**Problem description:**
Quote the whole listing verbatim.
>>
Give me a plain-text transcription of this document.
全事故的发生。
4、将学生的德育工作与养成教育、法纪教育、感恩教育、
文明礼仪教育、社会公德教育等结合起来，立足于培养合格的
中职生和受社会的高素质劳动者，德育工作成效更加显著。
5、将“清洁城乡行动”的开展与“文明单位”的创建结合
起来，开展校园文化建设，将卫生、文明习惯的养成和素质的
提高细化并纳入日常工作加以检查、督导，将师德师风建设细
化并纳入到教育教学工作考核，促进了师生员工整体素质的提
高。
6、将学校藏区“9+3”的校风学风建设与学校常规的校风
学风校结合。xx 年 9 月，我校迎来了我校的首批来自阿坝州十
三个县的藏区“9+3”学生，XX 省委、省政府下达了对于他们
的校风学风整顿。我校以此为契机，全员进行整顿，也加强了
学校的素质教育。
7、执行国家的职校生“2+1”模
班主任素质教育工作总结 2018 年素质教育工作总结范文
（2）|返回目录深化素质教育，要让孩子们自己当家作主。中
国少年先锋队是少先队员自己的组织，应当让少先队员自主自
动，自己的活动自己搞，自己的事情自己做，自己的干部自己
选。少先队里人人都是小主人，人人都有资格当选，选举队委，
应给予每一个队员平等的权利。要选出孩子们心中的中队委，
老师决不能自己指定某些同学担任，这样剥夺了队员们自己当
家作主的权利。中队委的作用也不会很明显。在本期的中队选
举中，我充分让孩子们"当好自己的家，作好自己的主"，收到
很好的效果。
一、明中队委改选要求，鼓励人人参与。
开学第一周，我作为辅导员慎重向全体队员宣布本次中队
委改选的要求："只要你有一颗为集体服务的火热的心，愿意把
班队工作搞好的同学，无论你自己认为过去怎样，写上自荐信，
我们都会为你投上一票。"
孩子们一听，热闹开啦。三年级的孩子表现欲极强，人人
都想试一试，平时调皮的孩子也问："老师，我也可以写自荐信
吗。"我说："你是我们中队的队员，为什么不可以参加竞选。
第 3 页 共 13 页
<<
**The output:**
Give me a plain-text transcription of this document.
全事故的发生。
4、将学生的德育工作与养成教育、法纪教育、感恩教育、
文明礼仪教育、社会公德教育等结合起来，立足于培养合格的
中职生和受社会的高素质劳动者，德育工作成效更加显著。
5、将“清洁城乡行动”的开展与“文明单位”的创建结合
起来，开展校园文化建设，将卫生、文明习惯的养成和素质的
提高细化并纳入日常工作加以检查、督导，将师德师风建设细
化并纳入到教育教学工作考核，促进了师生员工整体素质的提
高。
6、将学校藏区“9+3”的校风学风建设与学校常规的校风
学风校结合。xx 年 9 月，我校迎来了我校的首批来自阿坝州十
三个县的藏区“9+3”学生，XX 省委、省政府下达了对于他们
的校风学风整顿。我校以此为契机，全员进行整顿，也加强了
学校的素质教育。
7、执行国家的职校生“2+1”模
班主任素质教育工作总结 2018 年素质教育工作总结范文
（2）|返回目录深化素质教育，要让孩子们自己当家作主。中
国少年先锋队是少先队员自己的组织，应当让少先队员自主自
动，自己的活动自己搞，自己的事情自己做，自己的干部自己
选。少先队里人人都是小主人，人人都有资格当选，选举队委，
应给予每一个队员平等的权利。要选出孩子们心中的中队委，
老师决不能自己指定某些同学担任，这样剥夺了队员们自己当
家作主的权利。中队委的作用也不会很明显。在本期的中队选
举中，我充分让孩子们"当好自己的家，作好自己的主"，收到
很好的效果。
一、明中队委改选要求，鼓励人人参与。
开学第一周，我作为辅导员慎重向全体队员宣布本次中队
委改选的要求："只要你有一颗为集体服务的火热的心，愿意把
班队工作搞好的同学，无论你自己认为过去怎样，写上自荐信，
我们都会为你投上一票。"
孩子们一听，热闹开啦。三年级的孩子表现欲极强，人人
都想试一试，平时调皮的孩子也问："老师，我也可以写自荐信
吗。"我说："你是我们中队的队员，为什么不可以参加竞选。
第 3 页 共 13 页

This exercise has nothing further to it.